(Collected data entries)
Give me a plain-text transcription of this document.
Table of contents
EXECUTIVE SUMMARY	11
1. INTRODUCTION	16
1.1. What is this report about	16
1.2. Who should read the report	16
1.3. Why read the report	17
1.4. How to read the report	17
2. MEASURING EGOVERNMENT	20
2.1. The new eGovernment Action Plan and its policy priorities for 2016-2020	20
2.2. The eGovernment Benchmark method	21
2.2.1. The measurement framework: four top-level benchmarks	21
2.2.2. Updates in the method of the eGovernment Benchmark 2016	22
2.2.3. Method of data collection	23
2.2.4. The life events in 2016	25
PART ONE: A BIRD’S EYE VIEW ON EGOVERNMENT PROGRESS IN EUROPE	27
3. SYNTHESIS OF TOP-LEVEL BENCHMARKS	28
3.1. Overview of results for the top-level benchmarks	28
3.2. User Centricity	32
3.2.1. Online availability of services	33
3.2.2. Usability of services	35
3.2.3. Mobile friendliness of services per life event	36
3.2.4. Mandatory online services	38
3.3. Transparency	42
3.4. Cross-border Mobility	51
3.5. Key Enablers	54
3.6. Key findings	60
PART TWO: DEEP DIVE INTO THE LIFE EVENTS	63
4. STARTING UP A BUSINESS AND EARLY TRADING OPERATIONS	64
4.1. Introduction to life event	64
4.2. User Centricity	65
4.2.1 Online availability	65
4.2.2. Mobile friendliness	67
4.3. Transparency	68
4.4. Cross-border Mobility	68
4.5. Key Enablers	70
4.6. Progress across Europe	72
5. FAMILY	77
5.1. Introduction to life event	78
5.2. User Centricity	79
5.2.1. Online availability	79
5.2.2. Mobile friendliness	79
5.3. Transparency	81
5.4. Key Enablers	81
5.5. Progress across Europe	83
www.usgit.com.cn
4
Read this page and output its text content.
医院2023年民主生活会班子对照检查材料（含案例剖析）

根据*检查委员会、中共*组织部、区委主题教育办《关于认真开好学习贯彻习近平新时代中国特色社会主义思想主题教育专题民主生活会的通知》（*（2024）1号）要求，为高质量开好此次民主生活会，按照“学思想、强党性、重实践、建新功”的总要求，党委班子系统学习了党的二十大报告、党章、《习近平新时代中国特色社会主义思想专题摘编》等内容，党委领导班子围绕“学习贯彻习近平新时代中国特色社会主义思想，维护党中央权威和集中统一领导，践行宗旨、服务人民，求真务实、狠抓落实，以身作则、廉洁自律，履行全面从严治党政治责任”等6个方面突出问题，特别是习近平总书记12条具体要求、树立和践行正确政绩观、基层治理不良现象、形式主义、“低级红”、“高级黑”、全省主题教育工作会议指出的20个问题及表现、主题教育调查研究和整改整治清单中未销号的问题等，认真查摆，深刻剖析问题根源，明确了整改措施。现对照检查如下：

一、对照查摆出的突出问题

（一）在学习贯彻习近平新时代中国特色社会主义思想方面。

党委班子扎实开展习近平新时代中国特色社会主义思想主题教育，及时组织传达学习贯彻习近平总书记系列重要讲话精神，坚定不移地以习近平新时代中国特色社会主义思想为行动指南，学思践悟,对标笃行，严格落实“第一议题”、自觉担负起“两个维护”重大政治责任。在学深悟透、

* **Task to complete**
Only lines with the word "text" should be collected from the material.

* **Task output**
Give me a plain-text transcription of this document.
Read this page and output its text content.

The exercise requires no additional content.